■ Required task: How many lines in the records below contain the word "screenshot"? Give only the number.

■ Excerpted records:
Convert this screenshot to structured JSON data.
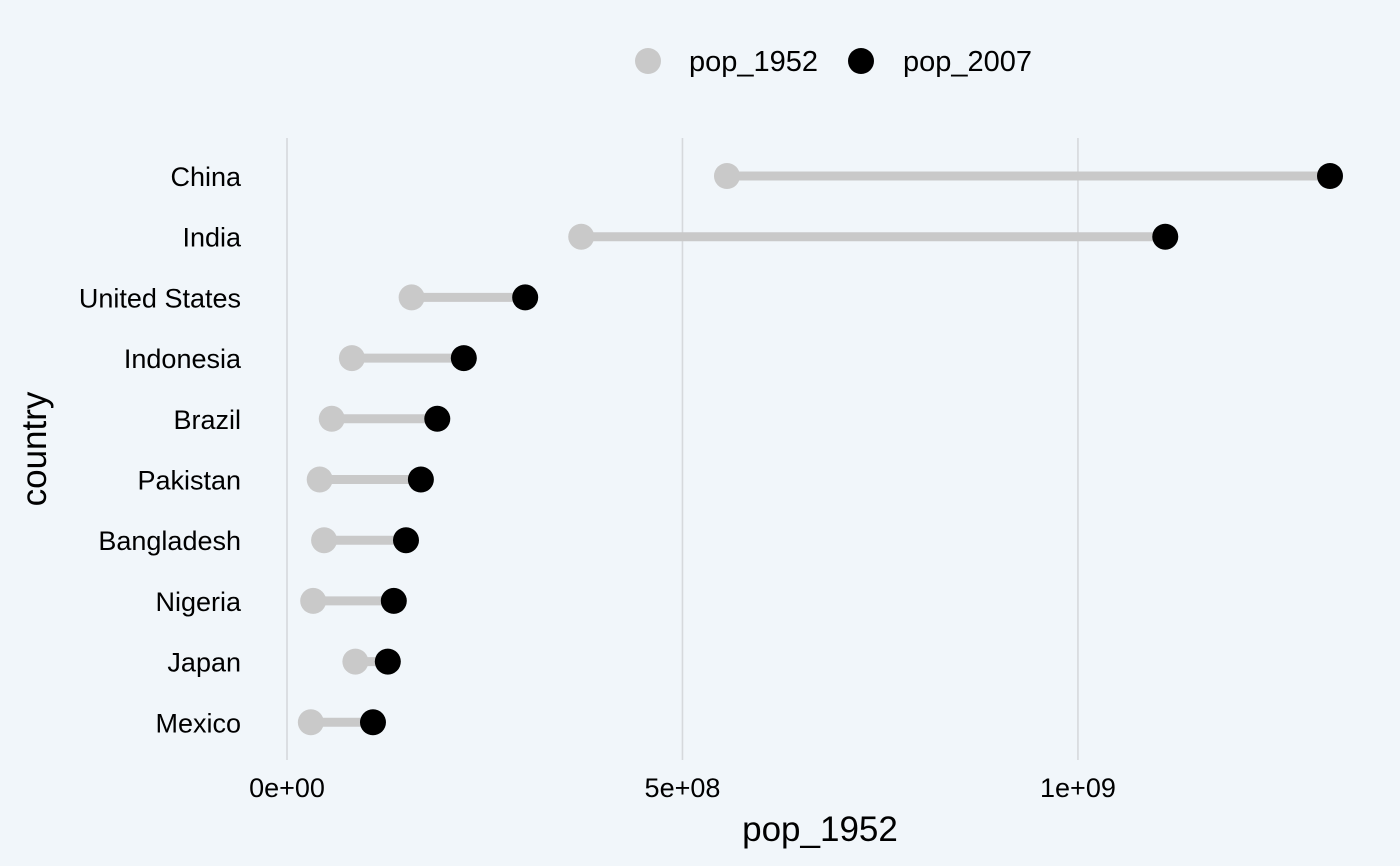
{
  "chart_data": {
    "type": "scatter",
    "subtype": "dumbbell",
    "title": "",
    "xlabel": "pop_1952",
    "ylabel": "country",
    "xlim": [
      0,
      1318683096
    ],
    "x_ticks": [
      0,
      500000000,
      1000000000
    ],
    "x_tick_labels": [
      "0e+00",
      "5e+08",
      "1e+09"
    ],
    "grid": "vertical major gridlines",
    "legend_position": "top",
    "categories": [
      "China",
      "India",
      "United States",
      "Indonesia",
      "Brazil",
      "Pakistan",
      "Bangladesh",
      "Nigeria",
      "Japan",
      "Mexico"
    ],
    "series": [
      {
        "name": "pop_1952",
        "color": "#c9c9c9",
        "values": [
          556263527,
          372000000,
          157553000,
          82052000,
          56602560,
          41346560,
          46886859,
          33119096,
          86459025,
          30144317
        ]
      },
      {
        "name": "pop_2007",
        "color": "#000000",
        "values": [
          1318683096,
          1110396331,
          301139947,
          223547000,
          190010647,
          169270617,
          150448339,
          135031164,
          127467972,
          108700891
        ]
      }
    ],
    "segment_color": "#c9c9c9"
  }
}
==
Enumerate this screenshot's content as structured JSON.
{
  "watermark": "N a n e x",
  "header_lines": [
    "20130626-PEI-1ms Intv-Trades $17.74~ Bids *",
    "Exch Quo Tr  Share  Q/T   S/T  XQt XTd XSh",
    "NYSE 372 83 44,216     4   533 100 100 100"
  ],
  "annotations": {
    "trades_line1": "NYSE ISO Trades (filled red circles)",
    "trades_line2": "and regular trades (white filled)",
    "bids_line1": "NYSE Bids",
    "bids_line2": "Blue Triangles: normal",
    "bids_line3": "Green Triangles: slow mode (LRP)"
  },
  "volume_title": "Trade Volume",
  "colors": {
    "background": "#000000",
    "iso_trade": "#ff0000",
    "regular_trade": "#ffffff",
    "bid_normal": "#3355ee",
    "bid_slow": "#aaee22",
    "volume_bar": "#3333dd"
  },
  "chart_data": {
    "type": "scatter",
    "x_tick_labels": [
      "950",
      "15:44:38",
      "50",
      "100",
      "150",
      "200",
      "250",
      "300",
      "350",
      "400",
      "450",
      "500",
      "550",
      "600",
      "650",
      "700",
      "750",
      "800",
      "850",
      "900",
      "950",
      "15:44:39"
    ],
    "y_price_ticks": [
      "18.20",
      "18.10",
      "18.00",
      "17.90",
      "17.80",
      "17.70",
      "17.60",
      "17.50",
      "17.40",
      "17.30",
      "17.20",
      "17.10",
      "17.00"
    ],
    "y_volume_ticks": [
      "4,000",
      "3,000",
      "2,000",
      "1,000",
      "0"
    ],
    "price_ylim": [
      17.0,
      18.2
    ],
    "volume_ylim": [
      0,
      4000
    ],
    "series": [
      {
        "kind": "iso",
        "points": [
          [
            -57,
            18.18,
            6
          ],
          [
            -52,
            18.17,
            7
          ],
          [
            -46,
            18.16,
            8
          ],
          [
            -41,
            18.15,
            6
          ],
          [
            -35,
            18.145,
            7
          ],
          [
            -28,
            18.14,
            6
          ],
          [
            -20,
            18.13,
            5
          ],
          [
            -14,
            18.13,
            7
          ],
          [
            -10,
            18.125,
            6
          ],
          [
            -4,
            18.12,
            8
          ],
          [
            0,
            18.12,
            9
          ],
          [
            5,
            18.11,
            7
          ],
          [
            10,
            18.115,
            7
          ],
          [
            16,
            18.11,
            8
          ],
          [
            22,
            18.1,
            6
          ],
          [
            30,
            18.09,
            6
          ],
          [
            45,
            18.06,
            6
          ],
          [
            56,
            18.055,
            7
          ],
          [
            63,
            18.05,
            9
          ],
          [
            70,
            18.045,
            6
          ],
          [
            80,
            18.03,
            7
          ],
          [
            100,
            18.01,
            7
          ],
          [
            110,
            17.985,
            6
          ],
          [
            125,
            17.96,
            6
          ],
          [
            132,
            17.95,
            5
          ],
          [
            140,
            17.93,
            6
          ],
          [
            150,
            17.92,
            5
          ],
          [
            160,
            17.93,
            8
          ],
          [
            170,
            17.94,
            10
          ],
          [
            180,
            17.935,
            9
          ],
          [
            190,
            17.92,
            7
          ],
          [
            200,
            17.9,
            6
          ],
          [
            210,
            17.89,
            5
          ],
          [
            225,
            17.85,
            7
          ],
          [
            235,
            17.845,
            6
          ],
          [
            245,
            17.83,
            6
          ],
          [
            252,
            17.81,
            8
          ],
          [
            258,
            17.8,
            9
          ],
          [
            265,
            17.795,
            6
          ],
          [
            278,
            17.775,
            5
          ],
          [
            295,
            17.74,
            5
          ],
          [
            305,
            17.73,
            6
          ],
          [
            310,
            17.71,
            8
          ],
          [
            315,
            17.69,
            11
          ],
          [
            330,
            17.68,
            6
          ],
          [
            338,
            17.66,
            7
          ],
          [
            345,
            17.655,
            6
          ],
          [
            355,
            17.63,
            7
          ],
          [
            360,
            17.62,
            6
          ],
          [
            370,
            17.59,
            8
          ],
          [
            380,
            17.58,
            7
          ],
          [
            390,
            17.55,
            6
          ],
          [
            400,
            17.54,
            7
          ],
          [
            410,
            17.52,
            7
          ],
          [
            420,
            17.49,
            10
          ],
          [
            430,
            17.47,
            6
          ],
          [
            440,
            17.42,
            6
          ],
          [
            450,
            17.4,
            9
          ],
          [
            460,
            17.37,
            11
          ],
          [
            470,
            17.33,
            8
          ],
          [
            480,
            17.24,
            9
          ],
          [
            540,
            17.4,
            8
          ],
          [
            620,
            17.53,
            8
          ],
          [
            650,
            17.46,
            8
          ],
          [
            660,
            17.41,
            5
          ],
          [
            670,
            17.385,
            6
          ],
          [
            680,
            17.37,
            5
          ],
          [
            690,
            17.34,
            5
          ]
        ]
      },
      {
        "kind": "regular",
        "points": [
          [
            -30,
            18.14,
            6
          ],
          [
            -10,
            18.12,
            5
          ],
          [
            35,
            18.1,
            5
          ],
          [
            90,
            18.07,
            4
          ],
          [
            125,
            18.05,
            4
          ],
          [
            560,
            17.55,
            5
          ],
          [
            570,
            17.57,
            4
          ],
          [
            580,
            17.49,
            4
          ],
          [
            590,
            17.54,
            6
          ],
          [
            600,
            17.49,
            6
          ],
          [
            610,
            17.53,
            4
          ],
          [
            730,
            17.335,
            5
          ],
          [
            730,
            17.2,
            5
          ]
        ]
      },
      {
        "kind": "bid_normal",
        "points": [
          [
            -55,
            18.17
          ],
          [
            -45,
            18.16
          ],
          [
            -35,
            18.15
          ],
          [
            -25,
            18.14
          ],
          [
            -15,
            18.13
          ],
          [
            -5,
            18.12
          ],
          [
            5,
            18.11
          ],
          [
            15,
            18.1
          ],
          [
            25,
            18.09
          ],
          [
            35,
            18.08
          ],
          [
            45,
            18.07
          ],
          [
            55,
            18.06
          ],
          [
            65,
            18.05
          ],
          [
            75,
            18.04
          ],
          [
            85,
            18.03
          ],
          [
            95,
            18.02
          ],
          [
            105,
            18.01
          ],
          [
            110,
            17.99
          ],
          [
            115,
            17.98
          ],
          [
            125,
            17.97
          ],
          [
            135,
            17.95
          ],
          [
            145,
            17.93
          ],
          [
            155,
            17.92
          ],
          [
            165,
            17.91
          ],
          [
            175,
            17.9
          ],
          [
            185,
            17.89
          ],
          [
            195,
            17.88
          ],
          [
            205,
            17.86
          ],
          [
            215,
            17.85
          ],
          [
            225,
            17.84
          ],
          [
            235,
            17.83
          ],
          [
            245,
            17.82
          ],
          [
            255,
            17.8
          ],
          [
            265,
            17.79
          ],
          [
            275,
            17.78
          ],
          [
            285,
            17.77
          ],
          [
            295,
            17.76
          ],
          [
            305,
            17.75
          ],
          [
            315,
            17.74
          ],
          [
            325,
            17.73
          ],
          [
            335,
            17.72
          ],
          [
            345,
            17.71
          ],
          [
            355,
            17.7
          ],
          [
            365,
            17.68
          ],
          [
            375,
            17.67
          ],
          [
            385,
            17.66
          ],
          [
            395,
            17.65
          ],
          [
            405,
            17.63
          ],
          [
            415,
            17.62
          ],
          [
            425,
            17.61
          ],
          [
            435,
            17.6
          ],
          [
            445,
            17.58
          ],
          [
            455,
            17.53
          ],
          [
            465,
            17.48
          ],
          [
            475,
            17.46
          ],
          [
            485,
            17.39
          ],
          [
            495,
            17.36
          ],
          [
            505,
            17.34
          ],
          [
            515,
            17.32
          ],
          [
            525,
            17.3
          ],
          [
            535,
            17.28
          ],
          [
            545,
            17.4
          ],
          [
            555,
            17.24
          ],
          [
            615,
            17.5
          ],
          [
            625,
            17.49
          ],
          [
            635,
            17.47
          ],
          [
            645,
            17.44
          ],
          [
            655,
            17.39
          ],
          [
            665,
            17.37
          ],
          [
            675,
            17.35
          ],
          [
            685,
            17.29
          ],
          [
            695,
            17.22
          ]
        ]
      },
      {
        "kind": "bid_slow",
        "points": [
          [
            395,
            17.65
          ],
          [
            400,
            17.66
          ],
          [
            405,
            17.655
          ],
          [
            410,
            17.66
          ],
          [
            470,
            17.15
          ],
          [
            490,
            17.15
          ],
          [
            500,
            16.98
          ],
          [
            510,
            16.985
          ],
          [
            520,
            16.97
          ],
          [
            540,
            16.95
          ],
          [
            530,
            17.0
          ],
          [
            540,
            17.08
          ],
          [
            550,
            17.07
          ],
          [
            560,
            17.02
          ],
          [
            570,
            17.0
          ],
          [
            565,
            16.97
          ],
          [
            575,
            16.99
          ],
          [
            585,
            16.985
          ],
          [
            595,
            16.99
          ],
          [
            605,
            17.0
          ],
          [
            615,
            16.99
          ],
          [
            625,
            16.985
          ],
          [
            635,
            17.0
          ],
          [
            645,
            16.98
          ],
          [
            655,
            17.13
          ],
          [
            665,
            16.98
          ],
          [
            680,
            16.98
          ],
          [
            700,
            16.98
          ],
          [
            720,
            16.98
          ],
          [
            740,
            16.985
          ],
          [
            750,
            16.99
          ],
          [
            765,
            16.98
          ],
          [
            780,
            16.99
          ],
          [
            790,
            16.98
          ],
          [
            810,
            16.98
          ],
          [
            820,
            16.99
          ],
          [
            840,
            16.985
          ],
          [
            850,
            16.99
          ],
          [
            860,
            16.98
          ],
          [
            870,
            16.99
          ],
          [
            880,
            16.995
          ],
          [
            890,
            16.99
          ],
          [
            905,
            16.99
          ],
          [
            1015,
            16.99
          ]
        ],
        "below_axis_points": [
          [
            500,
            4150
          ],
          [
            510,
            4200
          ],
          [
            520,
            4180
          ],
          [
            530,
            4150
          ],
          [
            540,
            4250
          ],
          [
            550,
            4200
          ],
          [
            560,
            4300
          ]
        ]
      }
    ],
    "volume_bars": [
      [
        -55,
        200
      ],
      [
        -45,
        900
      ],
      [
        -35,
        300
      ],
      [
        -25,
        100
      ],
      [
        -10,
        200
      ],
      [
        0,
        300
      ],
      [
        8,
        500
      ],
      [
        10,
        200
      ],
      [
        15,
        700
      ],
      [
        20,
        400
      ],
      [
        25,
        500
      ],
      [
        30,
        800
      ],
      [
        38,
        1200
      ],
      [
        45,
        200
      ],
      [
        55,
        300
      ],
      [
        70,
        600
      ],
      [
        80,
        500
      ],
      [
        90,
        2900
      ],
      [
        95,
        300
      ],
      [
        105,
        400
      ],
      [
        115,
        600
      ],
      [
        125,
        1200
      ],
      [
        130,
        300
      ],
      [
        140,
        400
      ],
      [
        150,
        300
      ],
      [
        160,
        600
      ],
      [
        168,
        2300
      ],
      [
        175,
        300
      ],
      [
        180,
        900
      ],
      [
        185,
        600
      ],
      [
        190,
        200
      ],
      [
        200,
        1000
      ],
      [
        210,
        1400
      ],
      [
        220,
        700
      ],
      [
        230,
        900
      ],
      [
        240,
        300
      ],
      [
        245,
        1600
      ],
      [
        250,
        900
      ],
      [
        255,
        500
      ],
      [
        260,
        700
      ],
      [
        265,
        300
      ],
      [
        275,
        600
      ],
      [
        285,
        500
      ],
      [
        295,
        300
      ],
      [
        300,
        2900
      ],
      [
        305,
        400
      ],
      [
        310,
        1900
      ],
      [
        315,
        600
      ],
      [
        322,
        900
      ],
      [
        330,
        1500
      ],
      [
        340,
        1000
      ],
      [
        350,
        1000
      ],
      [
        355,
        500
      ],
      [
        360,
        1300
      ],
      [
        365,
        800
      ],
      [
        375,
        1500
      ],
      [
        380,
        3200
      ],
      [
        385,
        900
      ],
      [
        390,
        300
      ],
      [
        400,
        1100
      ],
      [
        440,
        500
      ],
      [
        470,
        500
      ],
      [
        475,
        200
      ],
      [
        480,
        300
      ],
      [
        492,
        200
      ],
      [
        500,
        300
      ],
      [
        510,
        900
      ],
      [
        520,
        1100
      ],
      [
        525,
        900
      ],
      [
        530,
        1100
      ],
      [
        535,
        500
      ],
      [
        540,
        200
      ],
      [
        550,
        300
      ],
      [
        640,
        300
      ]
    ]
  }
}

■ Exercise solution: 2